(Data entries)

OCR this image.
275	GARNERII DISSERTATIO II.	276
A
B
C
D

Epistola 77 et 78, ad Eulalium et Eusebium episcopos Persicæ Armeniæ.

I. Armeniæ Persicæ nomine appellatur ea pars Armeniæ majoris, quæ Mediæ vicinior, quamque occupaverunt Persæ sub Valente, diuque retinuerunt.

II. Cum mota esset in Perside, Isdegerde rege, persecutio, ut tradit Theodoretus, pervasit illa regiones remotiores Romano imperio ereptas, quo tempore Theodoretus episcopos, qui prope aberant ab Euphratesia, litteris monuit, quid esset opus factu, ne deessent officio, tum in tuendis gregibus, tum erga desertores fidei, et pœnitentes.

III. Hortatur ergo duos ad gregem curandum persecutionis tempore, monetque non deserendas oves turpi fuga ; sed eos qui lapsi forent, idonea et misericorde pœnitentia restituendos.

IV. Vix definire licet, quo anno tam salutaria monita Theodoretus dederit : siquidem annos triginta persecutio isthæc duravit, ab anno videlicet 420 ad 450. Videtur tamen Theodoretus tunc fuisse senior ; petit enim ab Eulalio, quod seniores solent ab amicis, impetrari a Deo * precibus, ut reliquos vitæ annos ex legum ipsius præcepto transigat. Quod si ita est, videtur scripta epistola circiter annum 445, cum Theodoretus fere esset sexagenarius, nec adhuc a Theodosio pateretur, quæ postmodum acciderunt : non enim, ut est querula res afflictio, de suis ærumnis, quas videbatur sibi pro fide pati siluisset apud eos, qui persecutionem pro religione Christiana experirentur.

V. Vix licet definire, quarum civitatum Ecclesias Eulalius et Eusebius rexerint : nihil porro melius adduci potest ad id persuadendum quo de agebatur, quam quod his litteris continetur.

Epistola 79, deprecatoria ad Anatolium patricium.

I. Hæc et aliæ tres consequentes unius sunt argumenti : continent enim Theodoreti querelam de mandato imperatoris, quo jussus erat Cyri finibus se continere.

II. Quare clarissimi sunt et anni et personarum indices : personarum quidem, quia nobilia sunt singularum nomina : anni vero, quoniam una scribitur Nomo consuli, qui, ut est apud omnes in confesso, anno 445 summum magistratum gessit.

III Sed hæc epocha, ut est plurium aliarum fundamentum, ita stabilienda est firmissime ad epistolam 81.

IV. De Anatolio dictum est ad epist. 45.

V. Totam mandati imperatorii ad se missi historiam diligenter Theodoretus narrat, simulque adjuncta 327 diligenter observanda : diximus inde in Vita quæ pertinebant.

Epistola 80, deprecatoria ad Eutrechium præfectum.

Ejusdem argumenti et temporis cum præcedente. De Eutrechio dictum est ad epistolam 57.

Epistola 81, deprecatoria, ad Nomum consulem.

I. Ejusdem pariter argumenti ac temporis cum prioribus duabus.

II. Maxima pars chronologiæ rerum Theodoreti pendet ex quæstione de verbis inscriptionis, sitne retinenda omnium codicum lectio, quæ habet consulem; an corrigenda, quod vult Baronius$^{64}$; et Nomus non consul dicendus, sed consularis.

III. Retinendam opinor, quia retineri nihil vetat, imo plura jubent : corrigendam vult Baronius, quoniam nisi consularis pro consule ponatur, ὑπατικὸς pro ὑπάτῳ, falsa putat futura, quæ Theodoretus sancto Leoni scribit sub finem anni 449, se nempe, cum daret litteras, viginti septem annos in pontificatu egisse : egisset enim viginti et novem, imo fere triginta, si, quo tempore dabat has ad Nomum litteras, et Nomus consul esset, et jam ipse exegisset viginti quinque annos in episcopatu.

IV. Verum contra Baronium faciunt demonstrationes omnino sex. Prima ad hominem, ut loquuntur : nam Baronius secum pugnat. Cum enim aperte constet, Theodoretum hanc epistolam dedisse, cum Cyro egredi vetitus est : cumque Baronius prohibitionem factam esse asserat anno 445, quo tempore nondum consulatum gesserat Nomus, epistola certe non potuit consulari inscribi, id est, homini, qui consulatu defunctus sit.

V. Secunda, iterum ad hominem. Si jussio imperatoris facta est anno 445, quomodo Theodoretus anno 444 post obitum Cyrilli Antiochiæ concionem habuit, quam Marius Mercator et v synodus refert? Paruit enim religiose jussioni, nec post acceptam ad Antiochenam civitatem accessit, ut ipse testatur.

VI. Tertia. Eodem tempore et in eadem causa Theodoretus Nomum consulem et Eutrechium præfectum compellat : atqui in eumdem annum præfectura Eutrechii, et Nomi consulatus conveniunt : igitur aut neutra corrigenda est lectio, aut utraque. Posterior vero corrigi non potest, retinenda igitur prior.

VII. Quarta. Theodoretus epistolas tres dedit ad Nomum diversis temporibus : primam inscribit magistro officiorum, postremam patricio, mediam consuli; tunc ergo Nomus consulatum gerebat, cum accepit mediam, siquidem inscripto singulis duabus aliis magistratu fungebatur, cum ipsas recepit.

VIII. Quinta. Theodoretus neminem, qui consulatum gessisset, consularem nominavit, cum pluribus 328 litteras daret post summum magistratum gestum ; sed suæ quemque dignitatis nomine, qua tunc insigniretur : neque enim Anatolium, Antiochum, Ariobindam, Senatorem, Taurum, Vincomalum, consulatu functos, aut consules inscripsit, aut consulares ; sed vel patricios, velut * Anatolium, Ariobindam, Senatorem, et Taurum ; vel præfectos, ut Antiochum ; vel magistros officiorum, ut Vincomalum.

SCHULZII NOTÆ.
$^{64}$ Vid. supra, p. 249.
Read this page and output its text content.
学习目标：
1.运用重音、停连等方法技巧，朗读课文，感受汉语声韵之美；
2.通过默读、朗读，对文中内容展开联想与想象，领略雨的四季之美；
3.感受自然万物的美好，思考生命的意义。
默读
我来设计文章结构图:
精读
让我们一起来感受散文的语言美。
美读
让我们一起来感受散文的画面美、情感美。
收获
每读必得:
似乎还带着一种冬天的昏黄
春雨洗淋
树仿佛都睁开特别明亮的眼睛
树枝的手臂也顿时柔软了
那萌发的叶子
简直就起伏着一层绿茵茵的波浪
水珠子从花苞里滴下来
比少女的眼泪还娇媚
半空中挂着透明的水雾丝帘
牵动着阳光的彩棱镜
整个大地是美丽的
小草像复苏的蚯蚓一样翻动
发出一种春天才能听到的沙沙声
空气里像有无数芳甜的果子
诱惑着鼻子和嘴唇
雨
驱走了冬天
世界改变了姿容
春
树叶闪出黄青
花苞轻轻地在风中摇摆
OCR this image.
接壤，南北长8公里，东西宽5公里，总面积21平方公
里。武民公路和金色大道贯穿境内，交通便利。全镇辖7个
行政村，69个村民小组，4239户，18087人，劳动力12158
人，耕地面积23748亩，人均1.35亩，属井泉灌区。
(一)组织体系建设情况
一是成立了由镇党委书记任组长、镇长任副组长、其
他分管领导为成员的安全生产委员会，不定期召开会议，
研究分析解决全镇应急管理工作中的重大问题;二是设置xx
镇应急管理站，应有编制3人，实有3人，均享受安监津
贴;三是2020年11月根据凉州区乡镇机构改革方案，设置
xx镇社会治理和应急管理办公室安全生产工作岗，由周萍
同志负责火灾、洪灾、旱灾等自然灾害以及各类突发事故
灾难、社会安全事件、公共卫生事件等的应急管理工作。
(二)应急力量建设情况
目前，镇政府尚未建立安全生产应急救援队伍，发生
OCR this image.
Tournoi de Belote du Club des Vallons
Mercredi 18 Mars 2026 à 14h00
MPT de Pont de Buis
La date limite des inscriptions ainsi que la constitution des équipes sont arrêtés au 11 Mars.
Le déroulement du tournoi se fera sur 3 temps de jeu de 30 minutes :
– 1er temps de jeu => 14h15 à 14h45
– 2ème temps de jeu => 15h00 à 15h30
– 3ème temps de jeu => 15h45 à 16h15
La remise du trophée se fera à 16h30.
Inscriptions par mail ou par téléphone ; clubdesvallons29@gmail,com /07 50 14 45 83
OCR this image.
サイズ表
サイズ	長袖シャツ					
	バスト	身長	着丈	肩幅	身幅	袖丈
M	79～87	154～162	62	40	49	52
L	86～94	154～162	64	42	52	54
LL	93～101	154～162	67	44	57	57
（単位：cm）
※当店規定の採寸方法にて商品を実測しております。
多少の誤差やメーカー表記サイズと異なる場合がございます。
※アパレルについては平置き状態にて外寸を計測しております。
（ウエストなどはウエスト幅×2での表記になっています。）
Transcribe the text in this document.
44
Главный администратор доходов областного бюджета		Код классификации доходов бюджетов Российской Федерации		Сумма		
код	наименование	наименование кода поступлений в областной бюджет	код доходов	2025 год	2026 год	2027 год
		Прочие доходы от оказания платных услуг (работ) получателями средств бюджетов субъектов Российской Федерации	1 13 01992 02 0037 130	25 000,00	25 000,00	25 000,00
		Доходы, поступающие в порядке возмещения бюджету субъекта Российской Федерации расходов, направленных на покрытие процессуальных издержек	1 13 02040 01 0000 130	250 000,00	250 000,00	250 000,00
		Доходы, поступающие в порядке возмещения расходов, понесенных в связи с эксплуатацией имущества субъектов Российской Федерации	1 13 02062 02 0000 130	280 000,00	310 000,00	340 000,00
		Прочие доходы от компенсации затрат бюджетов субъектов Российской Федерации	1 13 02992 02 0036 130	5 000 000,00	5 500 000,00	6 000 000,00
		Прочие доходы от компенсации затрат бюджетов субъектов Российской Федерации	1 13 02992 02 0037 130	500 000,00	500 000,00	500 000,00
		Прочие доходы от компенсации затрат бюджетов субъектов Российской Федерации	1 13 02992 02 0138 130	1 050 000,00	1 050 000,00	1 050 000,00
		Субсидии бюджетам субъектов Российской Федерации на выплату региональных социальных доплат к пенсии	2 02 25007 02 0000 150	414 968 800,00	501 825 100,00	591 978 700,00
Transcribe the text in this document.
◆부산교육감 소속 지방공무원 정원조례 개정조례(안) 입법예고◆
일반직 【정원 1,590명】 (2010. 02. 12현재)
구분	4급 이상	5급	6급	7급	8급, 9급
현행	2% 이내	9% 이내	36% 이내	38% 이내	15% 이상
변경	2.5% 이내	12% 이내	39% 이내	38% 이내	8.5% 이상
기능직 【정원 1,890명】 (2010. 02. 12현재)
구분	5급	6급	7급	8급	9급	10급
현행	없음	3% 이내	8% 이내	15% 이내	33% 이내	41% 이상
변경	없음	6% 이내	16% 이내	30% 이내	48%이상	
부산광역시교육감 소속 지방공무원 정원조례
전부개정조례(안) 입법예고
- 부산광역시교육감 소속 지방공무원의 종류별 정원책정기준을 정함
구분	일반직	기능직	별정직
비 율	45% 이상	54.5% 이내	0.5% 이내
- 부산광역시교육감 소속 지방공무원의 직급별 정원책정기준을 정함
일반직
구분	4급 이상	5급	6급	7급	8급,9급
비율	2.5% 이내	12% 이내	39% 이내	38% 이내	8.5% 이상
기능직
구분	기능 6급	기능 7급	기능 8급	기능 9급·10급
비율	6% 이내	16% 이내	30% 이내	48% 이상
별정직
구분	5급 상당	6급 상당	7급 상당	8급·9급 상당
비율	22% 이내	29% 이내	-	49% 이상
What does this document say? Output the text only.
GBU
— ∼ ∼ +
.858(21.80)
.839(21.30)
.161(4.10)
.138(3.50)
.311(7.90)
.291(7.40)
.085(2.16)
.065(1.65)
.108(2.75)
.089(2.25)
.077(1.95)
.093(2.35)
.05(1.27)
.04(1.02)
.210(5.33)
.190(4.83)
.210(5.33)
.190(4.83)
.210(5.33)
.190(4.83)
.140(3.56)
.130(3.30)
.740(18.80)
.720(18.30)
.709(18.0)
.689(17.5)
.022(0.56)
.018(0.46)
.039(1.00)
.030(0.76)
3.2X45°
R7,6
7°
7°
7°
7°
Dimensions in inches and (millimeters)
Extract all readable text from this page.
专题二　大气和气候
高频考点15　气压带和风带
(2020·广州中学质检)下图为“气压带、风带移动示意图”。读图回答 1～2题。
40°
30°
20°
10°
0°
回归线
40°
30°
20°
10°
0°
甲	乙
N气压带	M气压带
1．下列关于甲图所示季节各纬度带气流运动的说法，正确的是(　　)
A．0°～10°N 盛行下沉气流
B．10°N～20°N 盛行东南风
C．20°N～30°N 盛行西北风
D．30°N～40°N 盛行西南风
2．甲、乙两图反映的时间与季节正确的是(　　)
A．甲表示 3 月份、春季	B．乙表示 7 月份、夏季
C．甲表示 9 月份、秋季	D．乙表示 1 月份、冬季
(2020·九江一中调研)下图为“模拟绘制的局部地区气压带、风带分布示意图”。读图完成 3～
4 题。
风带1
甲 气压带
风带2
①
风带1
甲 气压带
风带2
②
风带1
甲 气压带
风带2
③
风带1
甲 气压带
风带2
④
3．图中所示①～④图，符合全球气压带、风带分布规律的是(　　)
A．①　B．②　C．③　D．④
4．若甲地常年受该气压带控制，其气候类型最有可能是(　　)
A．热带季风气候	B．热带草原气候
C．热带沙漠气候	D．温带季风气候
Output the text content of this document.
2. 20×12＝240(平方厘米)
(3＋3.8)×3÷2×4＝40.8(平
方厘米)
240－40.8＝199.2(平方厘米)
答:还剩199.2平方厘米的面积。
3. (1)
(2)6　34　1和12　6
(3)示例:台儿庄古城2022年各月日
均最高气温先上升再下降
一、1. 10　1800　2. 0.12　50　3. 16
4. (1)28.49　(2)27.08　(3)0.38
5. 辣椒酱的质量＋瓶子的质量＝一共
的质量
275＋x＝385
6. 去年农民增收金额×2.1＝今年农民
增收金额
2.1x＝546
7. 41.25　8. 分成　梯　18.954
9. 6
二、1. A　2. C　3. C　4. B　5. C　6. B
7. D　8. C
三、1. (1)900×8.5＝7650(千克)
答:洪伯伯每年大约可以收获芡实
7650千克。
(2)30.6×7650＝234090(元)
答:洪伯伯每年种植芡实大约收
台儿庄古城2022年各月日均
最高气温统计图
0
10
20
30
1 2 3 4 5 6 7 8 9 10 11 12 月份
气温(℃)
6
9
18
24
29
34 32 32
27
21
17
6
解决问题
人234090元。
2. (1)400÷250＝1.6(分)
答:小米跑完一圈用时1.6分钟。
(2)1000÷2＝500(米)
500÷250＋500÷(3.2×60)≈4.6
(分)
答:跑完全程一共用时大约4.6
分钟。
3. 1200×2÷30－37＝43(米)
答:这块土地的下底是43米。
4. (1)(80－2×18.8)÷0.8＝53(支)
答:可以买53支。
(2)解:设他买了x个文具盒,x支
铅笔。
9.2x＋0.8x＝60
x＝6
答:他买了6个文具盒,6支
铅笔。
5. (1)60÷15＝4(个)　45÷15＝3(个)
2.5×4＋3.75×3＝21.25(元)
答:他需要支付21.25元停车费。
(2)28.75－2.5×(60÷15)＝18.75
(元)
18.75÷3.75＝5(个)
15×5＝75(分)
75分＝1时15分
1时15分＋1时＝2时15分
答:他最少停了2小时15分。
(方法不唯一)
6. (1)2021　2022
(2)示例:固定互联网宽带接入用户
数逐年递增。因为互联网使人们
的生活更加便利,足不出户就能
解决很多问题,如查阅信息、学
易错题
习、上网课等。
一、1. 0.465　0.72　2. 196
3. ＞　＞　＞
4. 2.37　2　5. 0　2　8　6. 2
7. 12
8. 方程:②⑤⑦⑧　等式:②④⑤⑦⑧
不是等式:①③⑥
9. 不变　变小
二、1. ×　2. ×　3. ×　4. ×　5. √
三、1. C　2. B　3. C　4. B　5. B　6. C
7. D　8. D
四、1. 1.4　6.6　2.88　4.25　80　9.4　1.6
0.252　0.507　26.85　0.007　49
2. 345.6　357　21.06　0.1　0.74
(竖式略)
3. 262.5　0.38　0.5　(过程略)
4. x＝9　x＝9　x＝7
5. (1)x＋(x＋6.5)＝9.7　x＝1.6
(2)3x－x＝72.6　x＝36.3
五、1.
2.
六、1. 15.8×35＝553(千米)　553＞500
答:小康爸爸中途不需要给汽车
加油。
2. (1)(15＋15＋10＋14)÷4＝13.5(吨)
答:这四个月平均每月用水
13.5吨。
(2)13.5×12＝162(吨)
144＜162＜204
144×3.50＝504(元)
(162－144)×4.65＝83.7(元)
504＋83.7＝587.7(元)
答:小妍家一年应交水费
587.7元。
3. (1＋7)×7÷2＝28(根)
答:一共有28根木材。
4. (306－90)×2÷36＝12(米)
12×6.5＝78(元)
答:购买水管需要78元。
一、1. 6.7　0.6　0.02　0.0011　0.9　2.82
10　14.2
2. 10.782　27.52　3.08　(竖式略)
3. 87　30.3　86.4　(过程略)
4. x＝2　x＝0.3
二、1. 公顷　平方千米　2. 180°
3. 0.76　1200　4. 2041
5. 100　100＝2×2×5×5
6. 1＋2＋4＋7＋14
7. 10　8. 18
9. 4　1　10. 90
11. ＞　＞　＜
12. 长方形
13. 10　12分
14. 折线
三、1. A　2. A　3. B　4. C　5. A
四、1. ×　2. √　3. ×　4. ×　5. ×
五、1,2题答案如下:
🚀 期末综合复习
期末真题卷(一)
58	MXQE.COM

• _Short problem_:
Copy every line of the listing that includes the string "Baronius".

• _Worked answer_:
II. Maxima pars chronologiæ rerum Theodoreti pendet ex quæstione de verbis inscriptionis, sitne retinenda omnium codicum lectio, quæ habet consulem; an corrigenda, quod vult Baronius$^{64}$; et Nomus non consul dicendus, sed consularis.
III. Retinendam opinor, quia retineri nihil vetat, imo plura jubent : corrigendam vult Baronius, quoniam nisi consularis pro consule ponatur, ὑπατικὸς pro ὑπάτῳ, falsa putat futura, quæ Theodoretus sancto Leoni scribit sub finem anni 449, se nempe, cum daret litteras, viginti septem annos in pontificatu egisse : egisset enim viginti et novem, imo fere triginta, si, quo tempore dabat has ad Nomum litteras, et Nomus consul esset, et jam ipse exegisset viginti quinque annos in episcopatu.
IV. Verum contra Baronium faciunt demonstrationes omnino sex. Prima ad hominem, ut loquuntur : nam Baronius secum pugnat. Cum enim aperte constet, Theodoretum hanc epistolam dedisse, cum Cyro egredi vetitus est : cumque Baronius prohibitionem factam esse asserat anno 445, quo tempore nondum consulatum gesserat Nomus, epistola certe non potuit consulari inscribi, id est, homini, qui consulatu defunctus sit.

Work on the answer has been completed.